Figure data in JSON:
——————————

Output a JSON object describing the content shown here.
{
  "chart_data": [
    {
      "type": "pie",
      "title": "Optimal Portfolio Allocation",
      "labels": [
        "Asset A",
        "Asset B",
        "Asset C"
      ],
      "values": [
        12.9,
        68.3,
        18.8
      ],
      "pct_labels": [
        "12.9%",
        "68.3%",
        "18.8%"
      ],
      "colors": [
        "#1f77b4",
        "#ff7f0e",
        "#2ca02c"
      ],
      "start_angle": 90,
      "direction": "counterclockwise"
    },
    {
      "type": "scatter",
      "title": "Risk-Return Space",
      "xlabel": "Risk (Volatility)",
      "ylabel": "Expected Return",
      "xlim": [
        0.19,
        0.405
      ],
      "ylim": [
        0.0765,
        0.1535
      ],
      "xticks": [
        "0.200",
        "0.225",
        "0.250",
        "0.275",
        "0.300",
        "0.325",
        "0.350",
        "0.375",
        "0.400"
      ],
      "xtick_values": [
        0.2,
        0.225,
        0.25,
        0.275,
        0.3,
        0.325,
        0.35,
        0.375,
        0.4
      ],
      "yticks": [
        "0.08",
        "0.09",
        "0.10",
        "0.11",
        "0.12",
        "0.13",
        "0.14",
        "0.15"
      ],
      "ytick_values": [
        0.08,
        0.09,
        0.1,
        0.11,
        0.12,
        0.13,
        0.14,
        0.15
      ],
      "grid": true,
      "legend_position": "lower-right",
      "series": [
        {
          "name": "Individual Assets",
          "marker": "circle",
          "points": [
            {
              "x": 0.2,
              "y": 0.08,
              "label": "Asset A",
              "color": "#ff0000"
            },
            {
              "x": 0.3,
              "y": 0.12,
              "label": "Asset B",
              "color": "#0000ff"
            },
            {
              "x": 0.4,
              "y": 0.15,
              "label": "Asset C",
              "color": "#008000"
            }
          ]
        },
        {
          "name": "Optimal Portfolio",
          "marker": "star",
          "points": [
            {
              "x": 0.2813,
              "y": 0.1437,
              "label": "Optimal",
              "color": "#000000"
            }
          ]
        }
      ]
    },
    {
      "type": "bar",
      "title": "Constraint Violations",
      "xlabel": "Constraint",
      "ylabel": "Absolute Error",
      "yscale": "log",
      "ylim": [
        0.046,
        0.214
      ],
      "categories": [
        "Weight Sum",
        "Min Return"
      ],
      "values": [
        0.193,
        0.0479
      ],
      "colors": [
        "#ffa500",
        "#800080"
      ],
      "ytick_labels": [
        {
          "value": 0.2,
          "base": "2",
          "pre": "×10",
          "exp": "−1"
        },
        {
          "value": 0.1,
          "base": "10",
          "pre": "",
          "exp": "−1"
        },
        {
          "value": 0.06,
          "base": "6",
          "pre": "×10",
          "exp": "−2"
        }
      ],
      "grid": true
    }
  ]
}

——————————

:: TASK TO CARRY OUT ::
Copy all the entries verbatim.

:: FINISHED TASK ::
Output a JSON object describing the content shown here.
{
  "chart_data": [
    {
      "type": "pie",
      "title": "Optimal Portfolio Allocation",
      "labels": [
        "Asset A",
        "Asset B",
        "Asset C"
      ],
      "values": [
        12.9,
        68.3,
        18.8
      ],
      "pct_labels": [
        "12.9%",
        "68.3%",
        "18.8%"
      ],
      "colors": [
        "#1f77b4",
        "#ff7f0e",
        "#2ca02c"
      ],
      "start_angle": 90,
      "direction": "counterclockwise"
    },
    {
      "type": "scatter",
      "title": "Risk-Return Space",
      "xlabel": "Risk (Volatility)",
      "ylabel": "Expected Return",
      "xlim": [
        0.19,
        0.405
      ],
      "ylim": [
        0.0765,
        0.1535
      ],
      "xticks": [
        "0.200",
        "0.225",
        "0.250",
        "0.275",
        "0.300",
        "0.325",
        "0.350",
        "0.375",
        "0.400"
      ],
      "xtick_values": [
        0.2,
        0.225,
        0.25,
        0.275,
        0.3,
        0.325,
        0.35,
        0.375,
        0.4
      ],
      "yticks": [
        "0.08",
        "0.09",
        "0.10",
        "0.11",
        "0.12",
        "0.13",
        "0.14",
        "0.15"
      ],
      "ytick_values": [
        0.08,
        0.09,
        0.1,
        0.11,
        0.12,
        0.13,
        0.14,
        0.15
      ],
      "grid": true,
      "legend_position": "lower-right",
      "series": [
        {
          "name": "Individual Assets",
          "marker": "circle",
          "points": [
            {
              "x": 0.2,
              "y": 0.08,
              "label": "Asset A",
              "color": "#ff0000"
            },
            {
              "x": 0.3,
              "y": 0.12,
              "label": "Asset B",
              "color": "#0000ff"
            },
            {
              "x": 0.4,
              "y": 0.15,
              "label": "Asset C",
              "color": "#008000"
            }
          ]
        },
        {
          "name": "Optimal Portfolio",
          "marker": "star",
          "points": [
            {
              "x": 0.2813,
              "y": 0.1437,
              "label": "Optimal",
              "color": "#000000"
            }
          ]
        }
      ]
    },
    {
      "type": "bar",
      "title": "Constraint Violations",
      "xlabel": "Constraint",
      "ylabel": "Absolute Error",
      "yscale": "log",
      "ylim": [
        0.046,
        0.214
      ],
      "categories": [
        "Weight Sum",
        "Min Return"
      ],
      "values": [
        0.193,
        0.0479
      ],
      "colors": [
        "#ffa500",
        "#800080"
      ],
      "ytick_labels": [
        {
          "value": 0.2,
          "base": "2",
          "pre": "×10",
          "exp": "−1"
        },
        {
          "value": 0.1,
          "base": "10",
          "pre": "",
          "exp": "−1"
        },
        {
          "value": 0.06,
          "base": "6",
          "pre": "×10",
          "exp": "−2"
        }
      ],
      "grid": true
    }
  ]
}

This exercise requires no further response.